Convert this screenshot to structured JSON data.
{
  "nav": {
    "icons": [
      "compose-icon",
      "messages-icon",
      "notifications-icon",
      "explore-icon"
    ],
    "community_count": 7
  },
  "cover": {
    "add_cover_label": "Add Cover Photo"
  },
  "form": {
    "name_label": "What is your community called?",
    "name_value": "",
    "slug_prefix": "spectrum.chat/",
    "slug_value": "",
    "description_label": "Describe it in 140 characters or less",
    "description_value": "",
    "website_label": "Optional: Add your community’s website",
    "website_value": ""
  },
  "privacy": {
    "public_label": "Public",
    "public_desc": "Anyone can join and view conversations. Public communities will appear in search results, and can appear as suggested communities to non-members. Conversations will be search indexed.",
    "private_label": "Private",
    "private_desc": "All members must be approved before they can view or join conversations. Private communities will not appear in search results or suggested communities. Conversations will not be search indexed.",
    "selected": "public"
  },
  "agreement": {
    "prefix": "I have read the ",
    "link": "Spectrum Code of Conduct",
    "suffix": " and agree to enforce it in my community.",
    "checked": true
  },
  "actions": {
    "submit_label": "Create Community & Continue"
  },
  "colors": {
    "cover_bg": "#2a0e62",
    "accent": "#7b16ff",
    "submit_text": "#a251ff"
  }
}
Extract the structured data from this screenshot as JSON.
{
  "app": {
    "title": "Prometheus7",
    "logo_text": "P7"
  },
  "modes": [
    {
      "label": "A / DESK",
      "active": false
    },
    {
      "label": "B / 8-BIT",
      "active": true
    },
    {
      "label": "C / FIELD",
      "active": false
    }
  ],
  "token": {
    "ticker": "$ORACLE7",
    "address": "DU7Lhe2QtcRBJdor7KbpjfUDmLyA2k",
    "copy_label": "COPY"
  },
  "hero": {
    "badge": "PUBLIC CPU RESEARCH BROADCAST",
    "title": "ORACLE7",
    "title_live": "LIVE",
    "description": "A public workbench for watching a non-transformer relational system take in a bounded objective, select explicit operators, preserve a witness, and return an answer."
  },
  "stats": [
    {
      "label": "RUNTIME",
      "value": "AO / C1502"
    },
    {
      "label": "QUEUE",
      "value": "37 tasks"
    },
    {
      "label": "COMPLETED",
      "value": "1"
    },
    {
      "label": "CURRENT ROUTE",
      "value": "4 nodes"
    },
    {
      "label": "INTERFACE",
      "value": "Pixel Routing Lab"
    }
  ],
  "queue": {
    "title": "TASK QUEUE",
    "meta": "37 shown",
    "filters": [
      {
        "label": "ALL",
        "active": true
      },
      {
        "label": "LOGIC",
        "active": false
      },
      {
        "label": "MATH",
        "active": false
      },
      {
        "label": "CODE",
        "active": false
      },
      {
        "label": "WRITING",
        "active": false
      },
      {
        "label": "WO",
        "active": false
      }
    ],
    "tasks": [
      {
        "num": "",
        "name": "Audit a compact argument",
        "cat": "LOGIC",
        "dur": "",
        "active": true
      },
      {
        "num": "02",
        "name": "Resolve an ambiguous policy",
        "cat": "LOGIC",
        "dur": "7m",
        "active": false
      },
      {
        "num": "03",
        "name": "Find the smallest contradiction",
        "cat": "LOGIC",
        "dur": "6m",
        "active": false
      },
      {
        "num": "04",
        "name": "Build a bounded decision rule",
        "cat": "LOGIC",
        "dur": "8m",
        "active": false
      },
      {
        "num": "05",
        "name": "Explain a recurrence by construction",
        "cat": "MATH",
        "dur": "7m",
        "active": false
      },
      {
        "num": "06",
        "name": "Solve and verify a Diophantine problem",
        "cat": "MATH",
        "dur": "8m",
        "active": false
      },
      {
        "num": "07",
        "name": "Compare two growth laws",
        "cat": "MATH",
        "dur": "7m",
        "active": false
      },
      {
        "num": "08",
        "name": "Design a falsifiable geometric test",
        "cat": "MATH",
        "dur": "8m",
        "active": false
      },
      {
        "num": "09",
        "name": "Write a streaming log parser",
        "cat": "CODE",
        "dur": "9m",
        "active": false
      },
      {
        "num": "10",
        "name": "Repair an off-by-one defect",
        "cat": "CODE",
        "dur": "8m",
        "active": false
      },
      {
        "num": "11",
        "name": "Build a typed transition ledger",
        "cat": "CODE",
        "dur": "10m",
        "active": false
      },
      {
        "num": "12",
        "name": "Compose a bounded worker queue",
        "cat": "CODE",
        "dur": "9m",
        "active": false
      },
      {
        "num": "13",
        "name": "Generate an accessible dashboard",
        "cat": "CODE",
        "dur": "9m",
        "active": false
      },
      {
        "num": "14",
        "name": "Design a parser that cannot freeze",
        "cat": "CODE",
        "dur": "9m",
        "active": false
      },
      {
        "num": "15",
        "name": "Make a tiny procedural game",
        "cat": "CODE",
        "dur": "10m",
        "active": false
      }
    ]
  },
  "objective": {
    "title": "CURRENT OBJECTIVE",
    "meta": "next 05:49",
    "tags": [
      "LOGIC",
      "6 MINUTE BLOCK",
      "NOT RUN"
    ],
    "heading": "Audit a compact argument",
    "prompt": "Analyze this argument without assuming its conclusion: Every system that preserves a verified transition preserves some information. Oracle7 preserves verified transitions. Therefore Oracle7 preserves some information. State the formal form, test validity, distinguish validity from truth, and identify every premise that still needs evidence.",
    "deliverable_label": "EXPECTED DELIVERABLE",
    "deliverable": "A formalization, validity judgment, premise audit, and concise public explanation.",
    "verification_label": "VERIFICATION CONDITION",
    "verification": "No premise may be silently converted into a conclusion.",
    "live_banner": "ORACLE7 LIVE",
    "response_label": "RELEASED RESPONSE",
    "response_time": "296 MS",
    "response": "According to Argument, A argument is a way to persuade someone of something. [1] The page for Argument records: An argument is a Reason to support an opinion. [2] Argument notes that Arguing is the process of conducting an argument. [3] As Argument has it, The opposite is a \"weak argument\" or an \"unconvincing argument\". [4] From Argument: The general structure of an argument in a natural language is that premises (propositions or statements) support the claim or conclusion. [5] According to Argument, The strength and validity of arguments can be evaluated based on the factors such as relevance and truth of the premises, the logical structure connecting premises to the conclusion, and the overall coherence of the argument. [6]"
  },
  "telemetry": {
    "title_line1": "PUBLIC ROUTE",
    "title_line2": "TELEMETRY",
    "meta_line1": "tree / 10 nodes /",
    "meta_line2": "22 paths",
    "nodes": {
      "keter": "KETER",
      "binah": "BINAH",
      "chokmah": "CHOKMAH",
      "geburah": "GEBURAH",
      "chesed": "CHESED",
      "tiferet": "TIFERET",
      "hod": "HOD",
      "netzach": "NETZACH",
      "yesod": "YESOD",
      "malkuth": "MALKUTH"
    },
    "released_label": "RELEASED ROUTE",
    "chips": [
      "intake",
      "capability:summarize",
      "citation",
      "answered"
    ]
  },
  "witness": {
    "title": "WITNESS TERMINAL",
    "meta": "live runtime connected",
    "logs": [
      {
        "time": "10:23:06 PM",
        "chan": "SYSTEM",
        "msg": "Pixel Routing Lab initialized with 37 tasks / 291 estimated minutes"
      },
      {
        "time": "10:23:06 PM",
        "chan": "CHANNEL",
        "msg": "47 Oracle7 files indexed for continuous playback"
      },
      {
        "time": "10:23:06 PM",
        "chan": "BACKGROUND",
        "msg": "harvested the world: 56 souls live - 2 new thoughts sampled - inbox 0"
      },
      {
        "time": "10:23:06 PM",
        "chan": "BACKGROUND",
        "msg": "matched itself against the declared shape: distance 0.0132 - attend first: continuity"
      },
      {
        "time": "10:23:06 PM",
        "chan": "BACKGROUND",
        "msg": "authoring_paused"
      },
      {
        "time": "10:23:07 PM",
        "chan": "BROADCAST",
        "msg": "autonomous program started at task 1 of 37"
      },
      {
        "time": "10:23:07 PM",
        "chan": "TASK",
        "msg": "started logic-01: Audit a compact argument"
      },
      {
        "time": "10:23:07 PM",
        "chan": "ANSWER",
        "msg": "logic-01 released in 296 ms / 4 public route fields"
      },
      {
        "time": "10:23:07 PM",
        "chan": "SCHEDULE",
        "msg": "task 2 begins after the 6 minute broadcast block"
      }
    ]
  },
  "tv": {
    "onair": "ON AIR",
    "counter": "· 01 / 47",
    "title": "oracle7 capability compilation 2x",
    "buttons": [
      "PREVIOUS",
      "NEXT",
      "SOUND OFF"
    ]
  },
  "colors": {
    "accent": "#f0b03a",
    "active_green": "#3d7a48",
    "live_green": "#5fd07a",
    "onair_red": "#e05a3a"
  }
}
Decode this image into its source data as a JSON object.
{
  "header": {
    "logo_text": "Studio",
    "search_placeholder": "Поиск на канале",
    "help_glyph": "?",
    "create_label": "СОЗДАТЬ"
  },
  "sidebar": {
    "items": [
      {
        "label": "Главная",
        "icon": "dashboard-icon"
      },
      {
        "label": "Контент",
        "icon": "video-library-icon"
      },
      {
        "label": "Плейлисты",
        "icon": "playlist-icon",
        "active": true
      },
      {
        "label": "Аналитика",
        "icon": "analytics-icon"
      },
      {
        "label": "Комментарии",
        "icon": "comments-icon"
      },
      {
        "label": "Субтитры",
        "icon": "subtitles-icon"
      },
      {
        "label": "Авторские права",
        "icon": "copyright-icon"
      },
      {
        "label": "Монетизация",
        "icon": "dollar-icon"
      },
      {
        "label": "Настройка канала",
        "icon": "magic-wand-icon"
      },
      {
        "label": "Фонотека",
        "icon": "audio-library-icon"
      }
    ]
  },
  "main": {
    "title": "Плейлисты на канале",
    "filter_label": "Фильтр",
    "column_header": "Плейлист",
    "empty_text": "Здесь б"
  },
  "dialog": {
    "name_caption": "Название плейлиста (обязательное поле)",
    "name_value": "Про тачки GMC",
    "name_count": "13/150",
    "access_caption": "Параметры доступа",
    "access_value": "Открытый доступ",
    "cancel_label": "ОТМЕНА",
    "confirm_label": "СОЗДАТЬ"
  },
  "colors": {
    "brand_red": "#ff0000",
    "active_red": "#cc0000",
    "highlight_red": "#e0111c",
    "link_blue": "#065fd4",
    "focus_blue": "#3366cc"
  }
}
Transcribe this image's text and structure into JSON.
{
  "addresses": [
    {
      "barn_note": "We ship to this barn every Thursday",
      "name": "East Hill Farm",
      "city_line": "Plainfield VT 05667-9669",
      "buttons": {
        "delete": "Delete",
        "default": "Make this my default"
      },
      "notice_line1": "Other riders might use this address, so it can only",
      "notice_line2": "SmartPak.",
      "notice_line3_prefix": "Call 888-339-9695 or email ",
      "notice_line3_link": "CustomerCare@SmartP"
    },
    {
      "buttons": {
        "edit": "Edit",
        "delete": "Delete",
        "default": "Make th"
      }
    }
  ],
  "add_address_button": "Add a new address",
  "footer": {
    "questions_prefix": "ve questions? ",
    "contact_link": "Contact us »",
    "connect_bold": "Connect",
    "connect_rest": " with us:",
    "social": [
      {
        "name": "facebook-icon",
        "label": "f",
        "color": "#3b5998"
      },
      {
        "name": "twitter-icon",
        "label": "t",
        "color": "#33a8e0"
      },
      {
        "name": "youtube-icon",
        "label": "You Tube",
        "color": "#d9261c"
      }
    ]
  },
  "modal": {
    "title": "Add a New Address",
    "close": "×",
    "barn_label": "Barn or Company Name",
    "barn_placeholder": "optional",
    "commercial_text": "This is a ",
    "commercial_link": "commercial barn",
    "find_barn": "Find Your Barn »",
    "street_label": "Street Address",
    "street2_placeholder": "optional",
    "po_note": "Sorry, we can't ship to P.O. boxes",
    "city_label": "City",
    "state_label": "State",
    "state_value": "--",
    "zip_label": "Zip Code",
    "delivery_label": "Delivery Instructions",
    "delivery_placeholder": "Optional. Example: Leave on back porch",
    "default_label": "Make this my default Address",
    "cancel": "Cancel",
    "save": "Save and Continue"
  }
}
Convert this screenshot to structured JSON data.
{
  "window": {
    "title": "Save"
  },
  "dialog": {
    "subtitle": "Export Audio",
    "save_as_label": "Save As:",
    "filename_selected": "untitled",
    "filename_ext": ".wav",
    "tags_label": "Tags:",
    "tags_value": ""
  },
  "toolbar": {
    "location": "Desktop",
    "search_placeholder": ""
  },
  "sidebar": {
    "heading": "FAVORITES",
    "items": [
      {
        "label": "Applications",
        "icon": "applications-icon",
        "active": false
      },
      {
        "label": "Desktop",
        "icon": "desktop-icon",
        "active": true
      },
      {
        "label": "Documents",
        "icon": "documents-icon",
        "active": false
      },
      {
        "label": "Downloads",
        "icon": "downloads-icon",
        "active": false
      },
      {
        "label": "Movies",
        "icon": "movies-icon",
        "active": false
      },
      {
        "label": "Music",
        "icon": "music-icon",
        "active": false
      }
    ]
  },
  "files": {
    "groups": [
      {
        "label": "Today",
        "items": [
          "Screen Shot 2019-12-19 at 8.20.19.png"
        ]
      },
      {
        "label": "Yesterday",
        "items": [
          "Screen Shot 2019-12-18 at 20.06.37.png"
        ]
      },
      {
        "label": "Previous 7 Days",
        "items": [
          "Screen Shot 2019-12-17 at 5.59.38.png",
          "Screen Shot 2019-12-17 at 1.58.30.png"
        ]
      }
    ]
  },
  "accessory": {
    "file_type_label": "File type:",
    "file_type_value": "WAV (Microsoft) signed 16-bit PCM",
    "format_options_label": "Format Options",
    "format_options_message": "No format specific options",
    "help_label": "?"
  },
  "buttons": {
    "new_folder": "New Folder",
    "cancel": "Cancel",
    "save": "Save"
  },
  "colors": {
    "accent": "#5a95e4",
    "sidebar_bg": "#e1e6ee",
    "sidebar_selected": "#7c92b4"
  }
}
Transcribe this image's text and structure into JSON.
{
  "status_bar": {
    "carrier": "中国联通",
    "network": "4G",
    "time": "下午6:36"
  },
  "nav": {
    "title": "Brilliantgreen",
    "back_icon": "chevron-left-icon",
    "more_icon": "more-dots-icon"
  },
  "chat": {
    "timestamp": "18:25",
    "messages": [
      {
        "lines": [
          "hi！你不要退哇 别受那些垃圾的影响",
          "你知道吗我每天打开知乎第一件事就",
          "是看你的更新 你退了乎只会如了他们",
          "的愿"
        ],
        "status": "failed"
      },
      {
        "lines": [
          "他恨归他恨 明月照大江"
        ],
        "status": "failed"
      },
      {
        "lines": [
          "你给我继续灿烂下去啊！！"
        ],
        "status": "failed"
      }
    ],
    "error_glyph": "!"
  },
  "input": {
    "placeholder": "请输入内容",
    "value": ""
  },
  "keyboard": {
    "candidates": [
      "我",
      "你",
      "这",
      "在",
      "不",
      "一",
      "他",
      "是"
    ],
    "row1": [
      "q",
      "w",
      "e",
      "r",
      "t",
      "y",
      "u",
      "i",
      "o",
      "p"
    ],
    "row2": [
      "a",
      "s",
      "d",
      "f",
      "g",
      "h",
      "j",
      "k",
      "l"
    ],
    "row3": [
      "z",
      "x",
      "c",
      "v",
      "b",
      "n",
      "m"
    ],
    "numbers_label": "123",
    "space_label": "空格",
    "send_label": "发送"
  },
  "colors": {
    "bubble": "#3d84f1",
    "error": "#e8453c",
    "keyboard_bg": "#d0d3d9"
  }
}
▬▬▬
Your objective:
Note how many lines in the listing above hold the string "Плейлисты", then give only that figure.

In response:
2